Affrontare il fine vita. Un percorso all’Opsa di Rubano aiuta gli operatori a elaborare il lutto

La sala convegno dell'Opsa. Foto Piran

Il centro di assistenza è l’unico a garantire questo servizio. Una formazone che fa crescere il benessere lavorativo dei 60 dipendenti

RUBANO. Come affrontare la fine della vita di una persona cara: un percorso di formazione che ha visto protagonista l’Opsa di Rubano e i cui risultati sono stati presentati il 7 maggio, proprio all’interno della struttura in un convegno dedicato a lutto e morte.

Il tema della morte e di come gestire la perdita sono argomenti che spesso vengono evitati o messi in secondo piano, soprattutto in ambienti di lavoro che con la morte hanno molto a che fare.

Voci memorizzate

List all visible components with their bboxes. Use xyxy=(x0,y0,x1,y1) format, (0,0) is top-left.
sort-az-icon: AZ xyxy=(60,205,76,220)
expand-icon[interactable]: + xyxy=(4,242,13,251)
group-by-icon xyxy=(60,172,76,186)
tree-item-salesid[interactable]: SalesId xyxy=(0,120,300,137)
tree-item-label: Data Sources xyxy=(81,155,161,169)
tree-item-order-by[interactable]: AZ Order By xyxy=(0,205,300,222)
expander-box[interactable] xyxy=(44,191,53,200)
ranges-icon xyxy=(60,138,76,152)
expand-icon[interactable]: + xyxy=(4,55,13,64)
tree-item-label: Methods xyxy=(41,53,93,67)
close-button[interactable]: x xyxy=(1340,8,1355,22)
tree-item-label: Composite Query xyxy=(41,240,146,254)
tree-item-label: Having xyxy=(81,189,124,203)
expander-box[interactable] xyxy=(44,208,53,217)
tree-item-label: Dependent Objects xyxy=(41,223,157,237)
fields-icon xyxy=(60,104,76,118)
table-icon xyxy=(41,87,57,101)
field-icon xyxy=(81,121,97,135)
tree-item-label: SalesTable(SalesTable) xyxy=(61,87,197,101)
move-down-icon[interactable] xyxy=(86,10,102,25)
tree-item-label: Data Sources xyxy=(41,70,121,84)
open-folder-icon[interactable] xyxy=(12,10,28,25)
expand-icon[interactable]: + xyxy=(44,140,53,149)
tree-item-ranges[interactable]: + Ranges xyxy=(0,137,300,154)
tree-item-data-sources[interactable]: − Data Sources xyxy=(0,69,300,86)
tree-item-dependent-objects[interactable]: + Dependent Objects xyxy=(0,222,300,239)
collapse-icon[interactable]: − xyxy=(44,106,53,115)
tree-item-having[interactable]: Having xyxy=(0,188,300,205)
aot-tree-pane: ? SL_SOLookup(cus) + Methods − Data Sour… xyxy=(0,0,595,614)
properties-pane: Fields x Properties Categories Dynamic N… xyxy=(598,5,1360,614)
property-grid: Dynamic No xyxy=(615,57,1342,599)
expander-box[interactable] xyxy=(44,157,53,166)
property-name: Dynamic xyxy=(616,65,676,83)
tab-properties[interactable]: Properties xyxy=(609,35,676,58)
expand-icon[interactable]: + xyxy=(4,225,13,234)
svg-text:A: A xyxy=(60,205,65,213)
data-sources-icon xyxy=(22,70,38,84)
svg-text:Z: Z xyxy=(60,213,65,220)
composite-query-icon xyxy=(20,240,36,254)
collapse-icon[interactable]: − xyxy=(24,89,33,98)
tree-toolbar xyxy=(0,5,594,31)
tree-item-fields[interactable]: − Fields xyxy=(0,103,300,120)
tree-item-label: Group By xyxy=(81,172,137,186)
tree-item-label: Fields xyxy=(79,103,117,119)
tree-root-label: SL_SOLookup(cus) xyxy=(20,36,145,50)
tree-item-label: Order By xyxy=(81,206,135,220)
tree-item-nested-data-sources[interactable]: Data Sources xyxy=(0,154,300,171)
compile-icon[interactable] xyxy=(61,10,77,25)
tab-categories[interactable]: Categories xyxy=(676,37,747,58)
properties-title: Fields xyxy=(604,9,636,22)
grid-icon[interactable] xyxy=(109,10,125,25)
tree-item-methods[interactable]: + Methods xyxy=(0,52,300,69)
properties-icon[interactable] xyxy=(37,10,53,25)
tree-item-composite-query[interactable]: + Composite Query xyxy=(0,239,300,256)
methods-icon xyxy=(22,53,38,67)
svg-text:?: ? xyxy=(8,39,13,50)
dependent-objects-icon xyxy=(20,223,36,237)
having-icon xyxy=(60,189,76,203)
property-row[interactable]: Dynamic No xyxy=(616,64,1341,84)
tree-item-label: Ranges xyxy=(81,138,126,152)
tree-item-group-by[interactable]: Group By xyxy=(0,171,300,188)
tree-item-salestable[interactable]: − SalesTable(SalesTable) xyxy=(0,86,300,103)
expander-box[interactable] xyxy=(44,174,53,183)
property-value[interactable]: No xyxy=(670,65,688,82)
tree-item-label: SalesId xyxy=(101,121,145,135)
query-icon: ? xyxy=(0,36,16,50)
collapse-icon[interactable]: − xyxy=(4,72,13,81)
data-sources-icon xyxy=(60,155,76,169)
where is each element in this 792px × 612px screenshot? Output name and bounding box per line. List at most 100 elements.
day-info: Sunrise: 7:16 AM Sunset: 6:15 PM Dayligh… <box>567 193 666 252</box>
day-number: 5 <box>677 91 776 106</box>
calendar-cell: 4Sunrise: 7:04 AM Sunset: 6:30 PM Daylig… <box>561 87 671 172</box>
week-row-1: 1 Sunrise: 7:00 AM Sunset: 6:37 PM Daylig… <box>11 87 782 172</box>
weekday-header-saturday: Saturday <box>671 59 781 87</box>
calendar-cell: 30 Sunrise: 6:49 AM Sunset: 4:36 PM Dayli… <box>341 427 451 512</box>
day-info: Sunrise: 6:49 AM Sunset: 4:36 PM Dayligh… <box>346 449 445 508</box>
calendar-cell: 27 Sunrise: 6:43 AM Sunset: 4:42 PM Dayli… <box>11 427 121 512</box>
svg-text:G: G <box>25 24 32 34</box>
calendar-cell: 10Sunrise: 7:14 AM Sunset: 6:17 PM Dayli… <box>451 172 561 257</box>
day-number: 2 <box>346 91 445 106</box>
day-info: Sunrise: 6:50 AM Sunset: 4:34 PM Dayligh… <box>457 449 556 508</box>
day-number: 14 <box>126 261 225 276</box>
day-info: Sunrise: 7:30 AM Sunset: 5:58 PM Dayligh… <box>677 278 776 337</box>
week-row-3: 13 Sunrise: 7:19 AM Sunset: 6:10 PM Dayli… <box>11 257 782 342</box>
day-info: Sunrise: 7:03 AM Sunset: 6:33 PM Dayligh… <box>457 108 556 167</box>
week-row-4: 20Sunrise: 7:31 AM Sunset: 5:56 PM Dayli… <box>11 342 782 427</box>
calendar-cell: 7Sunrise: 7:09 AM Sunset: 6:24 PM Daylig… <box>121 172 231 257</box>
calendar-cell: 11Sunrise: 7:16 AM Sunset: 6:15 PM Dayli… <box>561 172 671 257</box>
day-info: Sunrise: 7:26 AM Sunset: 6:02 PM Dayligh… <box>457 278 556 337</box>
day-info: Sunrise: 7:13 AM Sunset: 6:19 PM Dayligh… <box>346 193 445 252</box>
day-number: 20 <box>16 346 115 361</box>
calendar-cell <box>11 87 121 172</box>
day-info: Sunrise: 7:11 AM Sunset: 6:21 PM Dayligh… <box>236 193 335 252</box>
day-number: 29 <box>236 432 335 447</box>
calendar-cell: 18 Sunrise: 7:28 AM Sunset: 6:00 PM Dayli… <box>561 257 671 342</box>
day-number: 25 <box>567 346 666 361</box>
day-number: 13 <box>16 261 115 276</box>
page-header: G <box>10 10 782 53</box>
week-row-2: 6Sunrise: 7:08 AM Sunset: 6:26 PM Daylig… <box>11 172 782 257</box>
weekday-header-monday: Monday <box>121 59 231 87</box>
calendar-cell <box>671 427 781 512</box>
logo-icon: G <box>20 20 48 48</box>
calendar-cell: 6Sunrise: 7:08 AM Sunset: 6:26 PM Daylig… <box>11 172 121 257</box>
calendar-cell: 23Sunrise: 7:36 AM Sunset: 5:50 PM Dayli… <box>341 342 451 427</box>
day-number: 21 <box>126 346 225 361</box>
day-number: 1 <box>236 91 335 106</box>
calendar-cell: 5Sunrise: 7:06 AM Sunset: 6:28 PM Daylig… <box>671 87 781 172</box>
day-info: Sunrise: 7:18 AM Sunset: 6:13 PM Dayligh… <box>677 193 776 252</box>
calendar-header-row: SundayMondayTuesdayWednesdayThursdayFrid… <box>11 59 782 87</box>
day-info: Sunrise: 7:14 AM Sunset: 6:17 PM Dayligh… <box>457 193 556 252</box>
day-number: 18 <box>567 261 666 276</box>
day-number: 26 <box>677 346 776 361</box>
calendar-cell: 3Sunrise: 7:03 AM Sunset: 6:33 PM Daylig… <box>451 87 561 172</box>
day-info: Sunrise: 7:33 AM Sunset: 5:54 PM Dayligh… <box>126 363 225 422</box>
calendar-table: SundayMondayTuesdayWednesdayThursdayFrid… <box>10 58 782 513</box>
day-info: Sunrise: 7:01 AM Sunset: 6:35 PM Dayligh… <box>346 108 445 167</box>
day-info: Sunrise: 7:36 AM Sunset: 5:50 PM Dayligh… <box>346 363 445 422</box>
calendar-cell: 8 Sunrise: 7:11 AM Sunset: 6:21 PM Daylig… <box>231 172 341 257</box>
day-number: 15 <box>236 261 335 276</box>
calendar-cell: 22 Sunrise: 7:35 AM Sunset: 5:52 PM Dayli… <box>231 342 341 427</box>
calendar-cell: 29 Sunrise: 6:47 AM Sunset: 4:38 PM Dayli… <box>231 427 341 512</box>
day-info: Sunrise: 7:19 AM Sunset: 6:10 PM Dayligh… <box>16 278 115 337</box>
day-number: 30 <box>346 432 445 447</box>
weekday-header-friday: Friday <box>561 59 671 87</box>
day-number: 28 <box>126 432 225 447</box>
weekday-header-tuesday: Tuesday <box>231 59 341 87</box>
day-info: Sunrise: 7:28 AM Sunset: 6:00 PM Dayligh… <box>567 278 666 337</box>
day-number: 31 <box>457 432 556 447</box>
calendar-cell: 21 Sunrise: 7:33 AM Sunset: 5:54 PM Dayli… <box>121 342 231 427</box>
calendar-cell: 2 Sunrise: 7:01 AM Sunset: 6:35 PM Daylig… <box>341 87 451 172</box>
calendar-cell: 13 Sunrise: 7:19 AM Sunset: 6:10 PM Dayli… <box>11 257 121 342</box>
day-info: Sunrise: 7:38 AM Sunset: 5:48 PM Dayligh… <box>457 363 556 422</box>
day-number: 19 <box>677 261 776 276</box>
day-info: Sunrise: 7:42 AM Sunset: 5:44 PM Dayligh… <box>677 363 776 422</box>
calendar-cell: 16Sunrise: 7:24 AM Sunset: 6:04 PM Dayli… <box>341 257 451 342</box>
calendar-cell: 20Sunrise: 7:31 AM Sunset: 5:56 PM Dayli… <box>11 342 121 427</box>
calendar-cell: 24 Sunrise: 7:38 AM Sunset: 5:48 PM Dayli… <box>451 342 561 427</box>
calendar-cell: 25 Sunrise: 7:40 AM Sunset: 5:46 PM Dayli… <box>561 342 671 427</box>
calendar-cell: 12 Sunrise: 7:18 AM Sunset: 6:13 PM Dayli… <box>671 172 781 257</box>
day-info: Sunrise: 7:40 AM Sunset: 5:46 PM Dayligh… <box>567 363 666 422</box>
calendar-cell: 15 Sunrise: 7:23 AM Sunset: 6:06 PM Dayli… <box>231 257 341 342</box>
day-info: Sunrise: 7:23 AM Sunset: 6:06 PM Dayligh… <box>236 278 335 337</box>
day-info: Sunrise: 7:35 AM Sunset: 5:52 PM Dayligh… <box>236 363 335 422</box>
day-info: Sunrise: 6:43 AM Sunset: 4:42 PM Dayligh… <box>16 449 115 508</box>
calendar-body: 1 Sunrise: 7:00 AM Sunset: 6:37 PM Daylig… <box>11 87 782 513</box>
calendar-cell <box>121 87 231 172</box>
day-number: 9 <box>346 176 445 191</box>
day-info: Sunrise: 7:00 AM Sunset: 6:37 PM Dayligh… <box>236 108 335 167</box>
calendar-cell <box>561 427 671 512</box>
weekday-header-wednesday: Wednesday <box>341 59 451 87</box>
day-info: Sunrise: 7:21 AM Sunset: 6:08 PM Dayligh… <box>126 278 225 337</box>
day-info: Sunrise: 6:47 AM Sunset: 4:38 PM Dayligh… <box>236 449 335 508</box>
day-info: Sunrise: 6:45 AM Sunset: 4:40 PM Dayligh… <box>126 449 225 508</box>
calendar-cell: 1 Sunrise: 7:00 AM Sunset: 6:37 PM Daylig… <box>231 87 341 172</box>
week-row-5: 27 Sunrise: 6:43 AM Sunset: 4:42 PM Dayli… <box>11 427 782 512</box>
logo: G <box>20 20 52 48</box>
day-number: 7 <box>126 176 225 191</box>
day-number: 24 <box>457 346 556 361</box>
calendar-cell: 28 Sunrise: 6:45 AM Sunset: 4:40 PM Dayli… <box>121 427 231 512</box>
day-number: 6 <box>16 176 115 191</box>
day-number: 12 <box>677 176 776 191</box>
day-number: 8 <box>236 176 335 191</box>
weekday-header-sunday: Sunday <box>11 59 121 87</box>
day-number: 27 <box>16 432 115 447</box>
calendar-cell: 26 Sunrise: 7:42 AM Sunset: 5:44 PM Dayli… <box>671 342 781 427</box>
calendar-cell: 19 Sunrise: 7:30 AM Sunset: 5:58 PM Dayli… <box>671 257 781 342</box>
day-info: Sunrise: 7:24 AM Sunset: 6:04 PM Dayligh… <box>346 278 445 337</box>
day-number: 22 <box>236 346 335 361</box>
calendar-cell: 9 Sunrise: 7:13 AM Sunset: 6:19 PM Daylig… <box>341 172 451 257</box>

IL TUO COMPITO: Prosegui, per favore, l'articolo sul percorso dell'Opsa di Rubano dedicato al lutto, partendo dopo la sua ultima frase. Il materiale qui non serve.

RISULTATO DEL COMPITO:
Fuggire dall’idea della morte a volte sembra l’unico modo per non soffrire, per non ricordare di essere mortali. Affrontare questi temi è stato l’obiettivo del percorso di formazione dal titolo “Il lutto e le sue declinazioni nel mondo delle demenze” che ha coinvolto il personale della Casa Madre Teresa di Calcutta, centro di accoglienza e assistenza alle persone affette da deterioramento cognitivo.

IL CORSO ALL’OPSA

Il corso, nato ad ottobre 2021 e concluso nel febbraio 2022, ha coinvolto i dipendenti della struttura a tutti i livelli e si è occupato di raccogliere esperienze sul fine vita e sulla gestione della perdita, prima cognitiva e poi fisica, delle persone.

Attraverso una diversa narrazione del rapporto con gli ospiti della struttura econ i loro famigliari, il progetto ha portato ad analizzare la relazione tra i dipendenti con il decorso delle malattie neurodegenerative (come l’Alzheimer) e la conseguente perdita del paziente.

«Il corso ha rappresentato un’esperienza unica che ha coinvolto diversi tipi di professionalità» racconta don Roberto Ravazzolo, direttore generale dell’Opsa «Il confronto da più punti di vista sul tema dell’Alzheimer è stato fondamentale per comprendere meglio il processo del decadimento cognitivo e della morte».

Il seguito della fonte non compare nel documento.